Pull each line holding "structured" out of the entries below.
━━━ Extracted information ━━━
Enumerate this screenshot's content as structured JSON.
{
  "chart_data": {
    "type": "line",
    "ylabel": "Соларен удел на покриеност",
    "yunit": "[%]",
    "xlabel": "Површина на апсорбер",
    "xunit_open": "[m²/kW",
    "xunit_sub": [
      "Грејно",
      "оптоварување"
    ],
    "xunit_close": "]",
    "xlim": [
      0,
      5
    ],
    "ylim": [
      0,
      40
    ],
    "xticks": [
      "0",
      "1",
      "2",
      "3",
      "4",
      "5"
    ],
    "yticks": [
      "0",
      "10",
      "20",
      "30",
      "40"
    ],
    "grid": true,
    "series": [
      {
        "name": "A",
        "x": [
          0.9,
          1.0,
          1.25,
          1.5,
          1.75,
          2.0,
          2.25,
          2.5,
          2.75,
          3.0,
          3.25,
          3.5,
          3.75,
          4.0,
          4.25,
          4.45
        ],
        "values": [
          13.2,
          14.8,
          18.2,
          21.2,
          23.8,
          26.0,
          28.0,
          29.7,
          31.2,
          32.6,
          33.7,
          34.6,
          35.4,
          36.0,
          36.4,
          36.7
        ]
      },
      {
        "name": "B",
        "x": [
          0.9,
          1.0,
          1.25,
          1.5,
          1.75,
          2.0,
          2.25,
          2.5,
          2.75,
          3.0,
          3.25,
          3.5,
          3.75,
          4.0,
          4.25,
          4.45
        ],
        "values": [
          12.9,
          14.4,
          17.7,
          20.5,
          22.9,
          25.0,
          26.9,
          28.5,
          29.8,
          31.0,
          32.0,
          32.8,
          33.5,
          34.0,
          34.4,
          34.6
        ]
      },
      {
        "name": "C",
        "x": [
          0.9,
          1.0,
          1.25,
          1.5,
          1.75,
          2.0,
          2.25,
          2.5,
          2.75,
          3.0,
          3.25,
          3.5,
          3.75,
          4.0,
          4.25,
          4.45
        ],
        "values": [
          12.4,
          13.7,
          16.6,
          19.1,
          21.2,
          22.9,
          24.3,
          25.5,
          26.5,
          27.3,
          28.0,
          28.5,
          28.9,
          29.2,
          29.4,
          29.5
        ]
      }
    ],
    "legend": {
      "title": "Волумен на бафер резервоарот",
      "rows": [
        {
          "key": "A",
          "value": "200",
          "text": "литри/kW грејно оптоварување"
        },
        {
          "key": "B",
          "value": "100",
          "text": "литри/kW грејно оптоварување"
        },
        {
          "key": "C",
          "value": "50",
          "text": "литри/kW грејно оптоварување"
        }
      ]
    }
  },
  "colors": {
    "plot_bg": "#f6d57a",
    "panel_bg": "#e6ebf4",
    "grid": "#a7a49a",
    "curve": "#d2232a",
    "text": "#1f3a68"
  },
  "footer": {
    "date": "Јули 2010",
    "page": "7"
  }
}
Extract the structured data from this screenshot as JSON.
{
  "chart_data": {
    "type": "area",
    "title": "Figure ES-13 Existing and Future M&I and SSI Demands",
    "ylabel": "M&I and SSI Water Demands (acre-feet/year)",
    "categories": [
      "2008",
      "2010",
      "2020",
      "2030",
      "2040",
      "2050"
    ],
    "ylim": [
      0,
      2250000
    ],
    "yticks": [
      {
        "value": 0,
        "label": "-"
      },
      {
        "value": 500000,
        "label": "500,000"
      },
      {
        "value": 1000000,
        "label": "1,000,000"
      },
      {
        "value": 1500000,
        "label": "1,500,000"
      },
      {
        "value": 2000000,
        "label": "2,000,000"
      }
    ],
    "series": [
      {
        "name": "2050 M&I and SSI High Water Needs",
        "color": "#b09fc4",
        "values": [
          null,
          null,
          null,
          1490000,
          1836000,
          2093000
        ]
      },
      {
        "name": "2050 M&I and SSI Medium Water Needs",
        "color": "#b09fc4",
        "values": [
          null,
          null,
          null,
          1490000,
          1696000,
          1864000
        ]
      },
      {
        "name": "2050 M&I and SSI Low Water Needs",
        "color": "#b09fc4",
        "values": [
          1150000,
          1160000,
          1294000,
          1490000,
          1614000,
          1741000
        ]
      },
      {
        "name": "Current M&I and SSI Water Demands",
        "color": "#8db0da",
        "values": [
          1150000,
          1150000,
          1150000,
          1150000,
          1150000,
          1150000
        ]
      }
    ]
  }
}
━━━
#### [Output below]
Enumerate this screenshot's content as structured JSON.
Extract the structured data from this screenshot as JSON.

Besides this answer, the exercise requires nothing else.